Text segment =>
FOREIGN TAXES AND UNITED STATES TAX CREDITS

The Company currently does not have any operations outside of the United States;
however, the new management subsequent to March 31, 1999, may elect to work on
international projects. In the event operations abroad are established, then the
Company will be subject to the imposition of taxes by foreign governments upon
the Company's income derived from the respective foreign jurisdictions. Such
taxes are of various types, with differing tax rates, and are subject to
changes. Generally, the Company's income from a foreign jurisdiction will be
taxed in the same manner as that for other companies operating in the
jurisdiction, but discriminatory taxation by a particular jurisdiction may
occur.

The Company's income is also subject to taxation under the United States
Internal Revenue Code of 1986, as amended (the "Code"). The Code provides that a
taxpayer may obtain a tax credit for certain taxes paid to a foreign country or
may take a deduction for such taxes. A tax credit is generally more favorable
than a deduction. The tax credit applicable to particular foreign income
generally arises when such income is included in the Company's taxable income
under the provisions of the Code. There are, however, substantial restrictions
and limitations on the amount of the tax credit that can actually be claimed.

OTHER REGULATIONS

Oil and gas operations are and will be subject to federal, state and local laws
and regulations and by political developments. The domestic production and sale
of oil and gas are subject to federal


                                       4
<PAGE>   5
             Black Giant Oil Company SEC Form 10-KSB March 31, 1999

regulation by the Department of Energy and the Federal Energy Regulation
Commission. Rates of production of oil and gas have for many years been subject
to federal and state conservation laws and regulations. In addition, oil and gas
operations are subject to extensive federal and state regulations concerning
exploration, development, production, transportation and pricing, and to
interruption or termination by governmental authorities.

In foreign countries, the Company may be subject to governmental restrictions on
production, pricing and export controls. Furthermore regulations existing or
imposed upon the Company at the time of its acquisition of properties may change
to an unpredictable extent. The Company will have little or no control over the
change of regulations or imposition of new regulations and restrictions by
foreign governments, ex-appropriation or nationalization by foreign governments
or the imposition of additional foreign taxes and partial foreign ownership
requirements.

PERSONNEL

The business of the Company has been carried on by Ivan Webb, President, and
Elizabeth Webb, Secretary/Treasurer from April 1, 1987, to the present. Ivan and
Elizabeth Webb have devoted such time as has been necessary to carry on the
Company's business. The Company has no bonus, pension, or profit sharing plans.

During the month of September 1997 one part time employee was hired to assist in
the operations of the Company.

Dataset =>
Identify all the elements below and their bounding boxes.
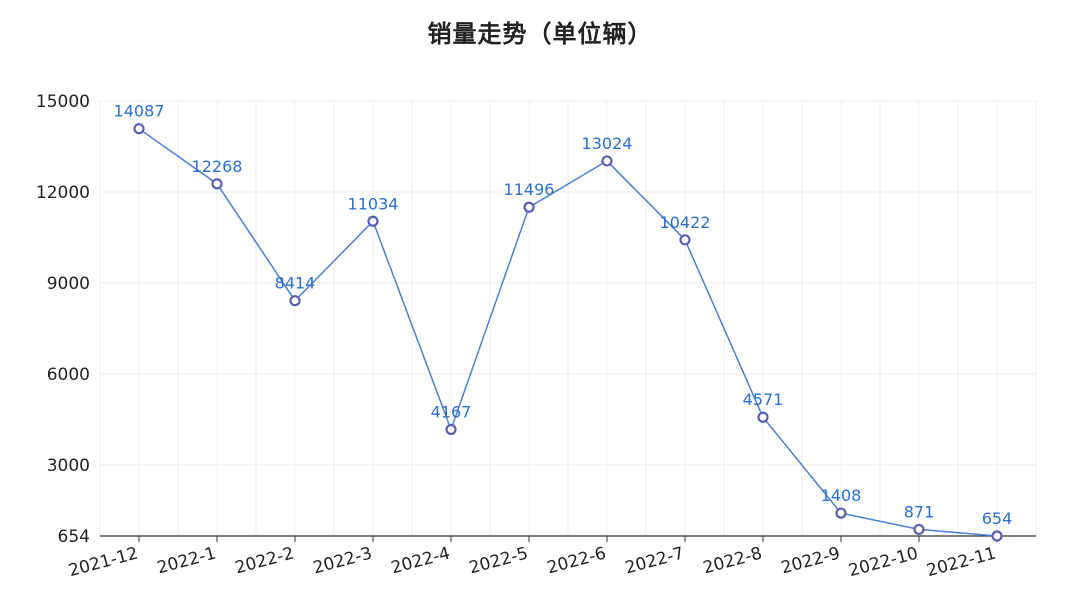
data-label: 654: [982, 509, 1013, 528]
data-label: 11496: [504, 180, 555, 199]
x-tick-label: 2022-10: [847, 544, 921, 582]
data-label: 14087: [114, 102, 165, 121]
x-tick-label: 2022-8: [701, 544, 764, 579]
data-point: [913, 523, 925, 536]
x-tick-label: 2022-5: [467, 544, 530, 579]
x-tick-label: 2022-7: [623, 544, 686, 579]
data-label: 11034: [348, 194, 399, 213]
data-point: [445, 423, 457, 436]
data-point: [523, 201, 535, 213]
data-point: [601, 155, 613, 167]
data-point: [835, 507, 847, 519]
x-tick-label: 2022-9: [779, 544, 842, 579]
data-point: [367, 215, 379, 227]
data-label: 8414: [275, 274, 316, 293]
x-tick-label: 2022-1: [155, 544, 218, 579]
data-point: [289, 295, 301, 307]
y-tick-label: 15000: [36, 92, 90, 112]
y-tick-label: 9000: [47, 274, 90, 294]
data-label: 4571: [743, 390, 784, 409]
data-point: [757, 411, 769, 423]
series-line: [138, 128, 998, 537]
y-tick-label: 6000: [47, 365, 90, 385]
x-tick-label: 2022-4: [389, 544, 452, 579]
y-tick-label: 3000: [47, 456, 90, 476]
data-label: 1408: [821, 486, 862, 505]
chart-title: 销量走势（单位辆）: [427, 20, 653, 48]
data-point: [133, 123, 145, 135]
data-label: 871: [904, 502, 935, 521]
y-tick-label: 12000: [36, 183, 90, 203]
data-point: [679, 234, 691, 246]
data-point: [991, 530, 1003, 542]
x-tick-label: 2022-3: [311, 544, 374, 579]
y-tick-label: 654: [58, 527, 90, 547]
x-tick-label: 2022-11: [925, 544, 999, 582]
data-label: 12268: [192, 157, 243, 176]
x-tick-label: 2022-2: [233, 544, 296, 579]
x-tick-label: 2022-6: [545, 544, 608, 579]
data-label: 4167: [431, 402, 472, 421]
data-point: [211, 178, 223, 190]
data-label: 10422: [660, 213, 711, 232]
x-tick-label: 2021-12: [67, 544, 141, 582]
data-label: 13024: [582, 134, 633, 153]
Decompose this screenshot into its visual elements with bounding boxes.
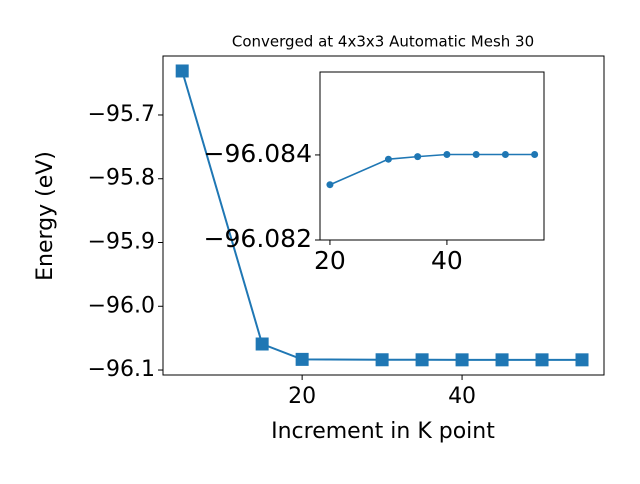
marker — [415, 353, 429, 367]
marker — [295, 352, 309, 366]
x-tick-label: 20 — [288, 384, 316, 409]
y-tick-label: −95.9 — [88, 230, 155, 255]
x-tick-label: 40 — [431, 246, 463, 275]
marker — [455, 353, 469, 367]
marker — [531, 151, 539, 159]
marker — [501, 151, 509, 159]
y-tick-label: −95.8 — [88, 166, 155, 191]
marker — [375, 353, 389, 367]
x-axis-label: Increment in K point — [271, 419, 495, 444]
marker — [255, 337, 269, 351]
marker — [495, 353, 509, 367]
y-tick-label: −96.1 — [88, 357, 155, 382]
x-tick-label: 20 — [314, 246, 346, 275]
y-tick-label: −95.7 — [88, 102, 155, 127]
chart-title: Converged at 4x3x3 Automatic Mesh 30 — [232, 33, 534, 51]
marker — [326, 181, 334, 189]
marker — [472, 151, 480, 159]
y-tick-label: −96.0 — [88, 293, 155, 318]
marker — [443, 151, 451, 159]
y-tick-label: −96.082 — [204, 224, 312, 253]
y-tick-label: −96.084 — [204, 139, 312, 168]
marker — [575, 353, 589, 367]
marker — [384, 155, 392, 163]
marker — [535, 353, 549, 367]
marker — [414, 153, 422, 161]
y-axis-label: Energy (eV) — [33, 151, 58, 281]
marker — [175, 64, 189, 78]
x-tick-label: 40 — [448, 384, 476, 409]
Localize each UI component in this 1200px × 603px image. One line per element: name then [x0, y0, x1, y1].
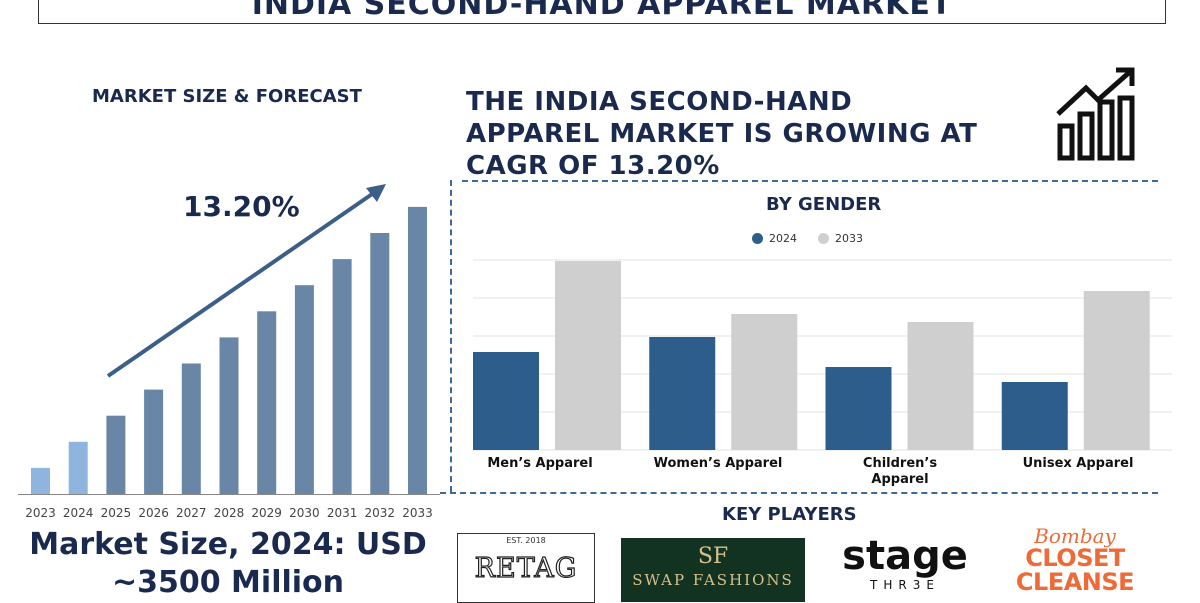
growth-arrow	[106, 188, 380, 378]
market-size-text: Market Size, 2024: USD ~3500 Million	[29, 527, 427, 600]
divider-top	[462, 180, 1158, 182]
legend-swatch-2024	[752, 233, 763, 244]
forecast-bar-2032	[370, 233, 390, 494]
category-label-mens: Men’s Apparel	[487, 456, 593, 471]
legend-swatch-2033	[818, 233, 829, 244]
year-label-2029: 2029	[251, 506, 282, 520]
forecast-bar-2024	[68, 441, 88, 494]
stage-three-logo: stage THR3E	[830, 536, 980, 600]
market-size-heading: MARKET SIZE & FORECAST	[92, 86, 362, 107]
category-label-womens: Women’s Apparel	[653, 456, 783, 471]
retag-name: RETAG	[474, 552, 578, 584]
bombay-closet-cleanse-logo: Bombay CLOSET CLEANSE	[1000, 526, 1150, 600]
category-label-unisex: Unisex Apparel	[1022, 456, 1134, 471]
year-label-2030: 2030	[289, 506, 320, 520]
legend-2033: 2033	[818, 232, 863, 245]
divider-bottom	[440, 492, 1158, 494]
gender-bar-2024-1	[649, 337, 716, 450]
category-label-childrens: Children’s Apparel	[862, 456, 938, 487]
year-label-2024: 2024	[62, 506, 94, 520]
retag-logo: EST. 2018 RETAG	[457, 533, 595, 603]
retag-tagline: EST. 2018	[506, 536, 546, 545]
title-box: INDIA SECOND-HAND APPAREL MARKET	[38, 0, 1166, 24]
year-label-2028: 2028	[213, 506, 245, 520]
key-players-heading: KEY PLAYERS	[722, 504, 857, 525]
gender-bar-2024-3	[1001, 382, 1068, 450]
stage-subtitle: THR3E	[870, 578, 940, 592]
swap-name: SWAP FASHIONS	[632, 571, 794, 589]
gender-bar-2033-1	[731, 314, 798, 450]
gender-bar-2024-0	[473, 352, 539, 450]
legend-2024: 2024	[752, 232, 797, 245]
bombay-name: CLOSET CLEANSE	[1015, 544, 1135, 596]
swap-fashions-logo: SF SWAP FASHIONS	[621, 538, 805, 602]
cagr-statement: THE INDIA SECOND-HAND APPAREL MARKET IS …	[466, 87, 978, 181]
gender-bar-2024-2	[825, 367, 892, 450]
legend-label-2033: 2033	[835, 232, 863, 245]
forecast-bar-2029	[257, 311, 277, 494]
forecast-bar-2027	[181, 363, 201, 494]
gender-chart-title: BY GENDER	[766, 194, 882, 215]
gender-bar-2033-0	[555, 261, 621, 450]
forecast-bar-2033	[408, 206, 427, 494]
legend-label-2024: 2024	[769, 232, 797, 245]
market-size-chart	[18, 184, 440, 495]
growth-arrow-head	[366, 184, 386, 202]
forecast-bar-2026	[144, 389, 164, 494]
divider-vertical	[450, 180, 452, 492]
swap-monogram: SF	[697, 544, 729, 569]
year-label-2023: 2023	[25, 506, 56, 520]
year-label-2031: 2031	[326, 506, 358, 520]
year-label-2032: 2032	[364, 506, 396, 520]
cagr-label: 13.20%	[183, 190, 300, 223]
bombay-script: Bombay	[1034, 524, 1116, 548]
year-label-2025: 2025	[100, 506, 132, 520]
stage-name: stage	[842, 533, 968, 579]
bar-growth-icon	[1056, 67, 1135, 161]
page-title: INDIA SECOND-HAND APPAREL MARKET	[251, 0, 953, 22]
forecast-bar-2031	[332, 259, 352, 494]
forecast-bar-2025	[106, 415, 126, 494]
gender-bar-2033-3	[1083, 291, 1150, 450]
forecast-bar-2028	[219, 337, 239, 494]
year-label-2026: 2026	[138, 506, 169, 520]
forecast-bar-2023	[31, 467, 50, 494]
year-label-2033: 2033	[402, 506, 433, 520]
gender-bar-2033-2	[907, 322, 974, 450]
year-label-2027: 2027	[176, 506, 207, 520]
forecast-bar-2030	[294, 285, 314, 494]
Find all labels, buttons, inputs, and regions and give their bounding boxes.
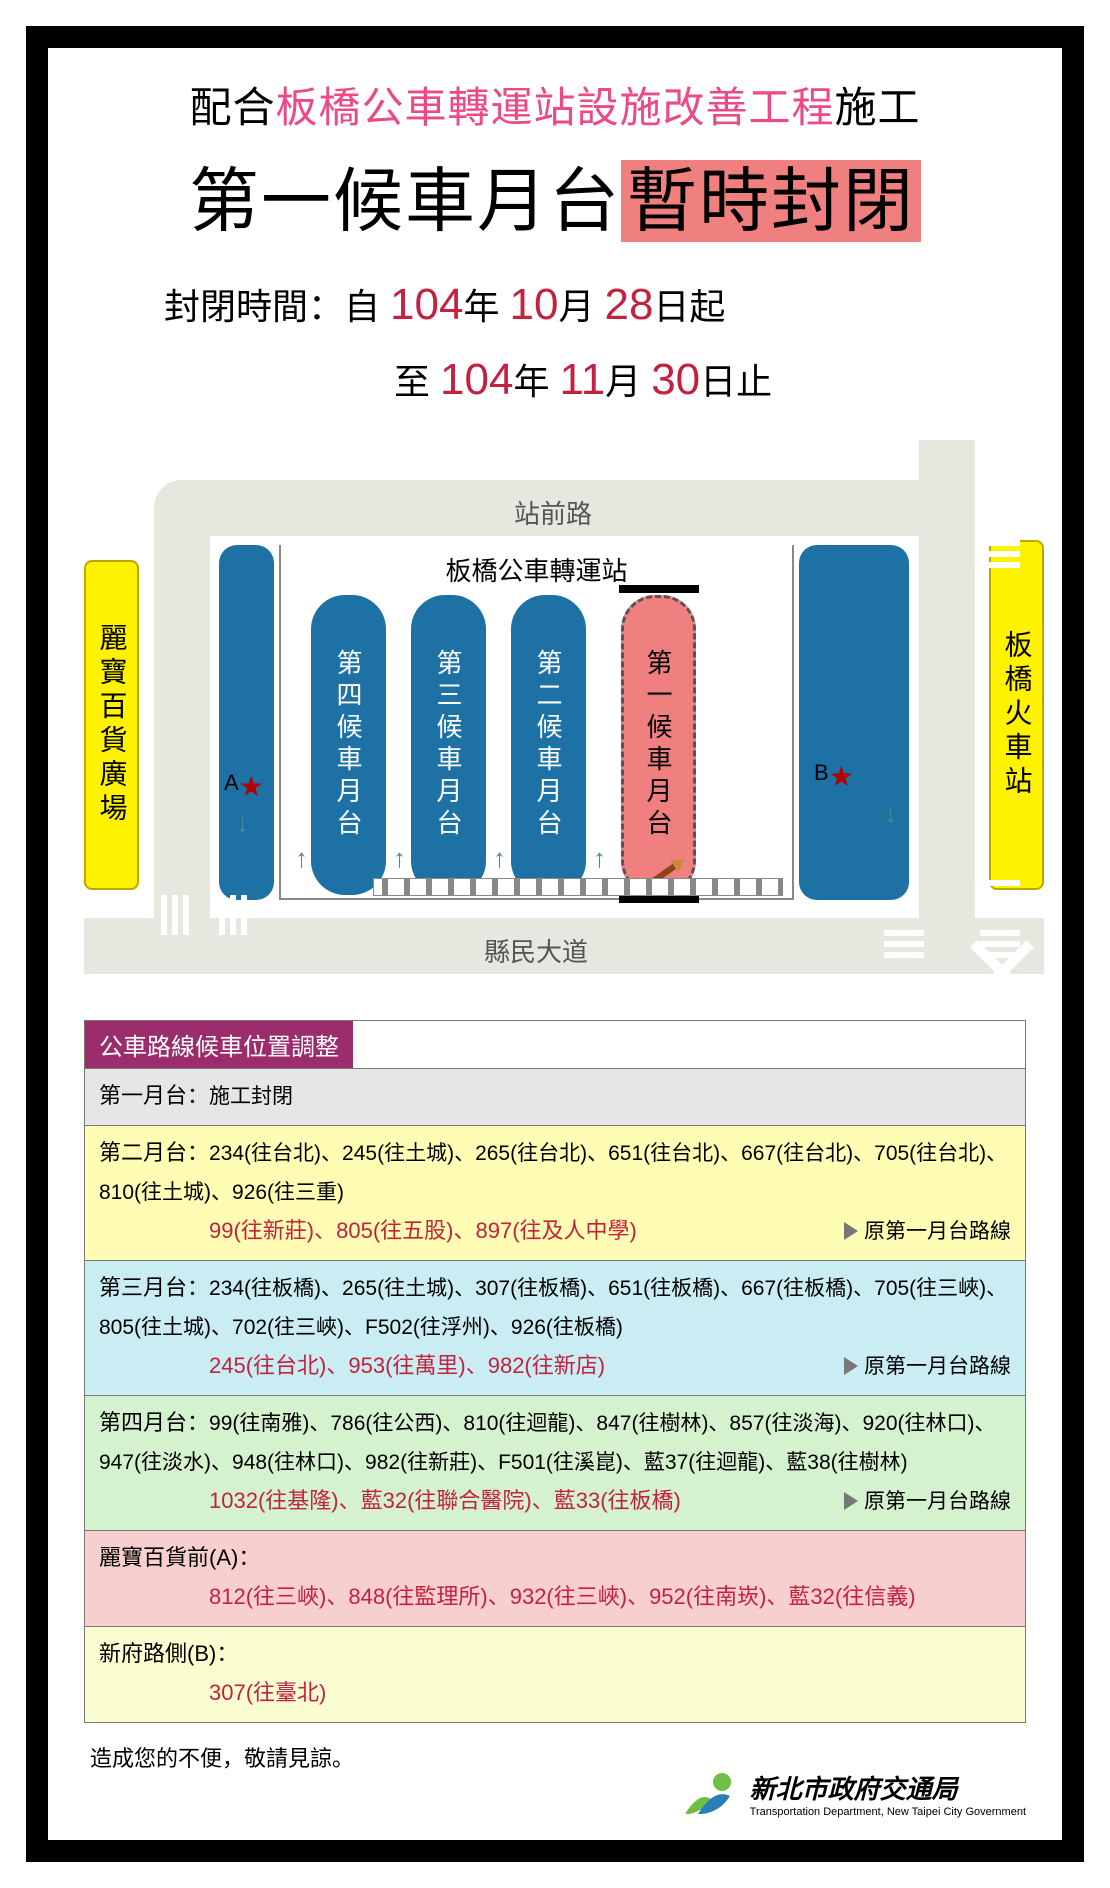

Exercise instructions =>
[A] Summarize the filing excerpt above from Black Giant Oil Company in two sentences.
[B] According to the filing excerpt from Black Giant Oil Company, in what month and year was a part-time employee hired to assist in the Company's operations?
[C] The filing excerpt from Black Giant Oil Company says oil and gas operations are subject to extensive federal and state regulations concerning several activities. List all of those activities.

Results of the exercise =>
[A] The Company has no operations outside the United States but may take on international projects, which would make its foreign income subject to foreign taxes, while the U.S. Internal Revenue Code lets it claim a credit or deduction for certain foreign taxes, subject to substantial limitations. Its oil and gas operations are subject to extensive federal, state and local regulation, and possibly to foreign restrictions, and its business has been carried on by Ivan Webb and Elizabeth Webb along with one part-time employee hired in September 1997.

[B] September 1997.

[C]
- Exploration
- Development
- Production
- Transportation
- Pricing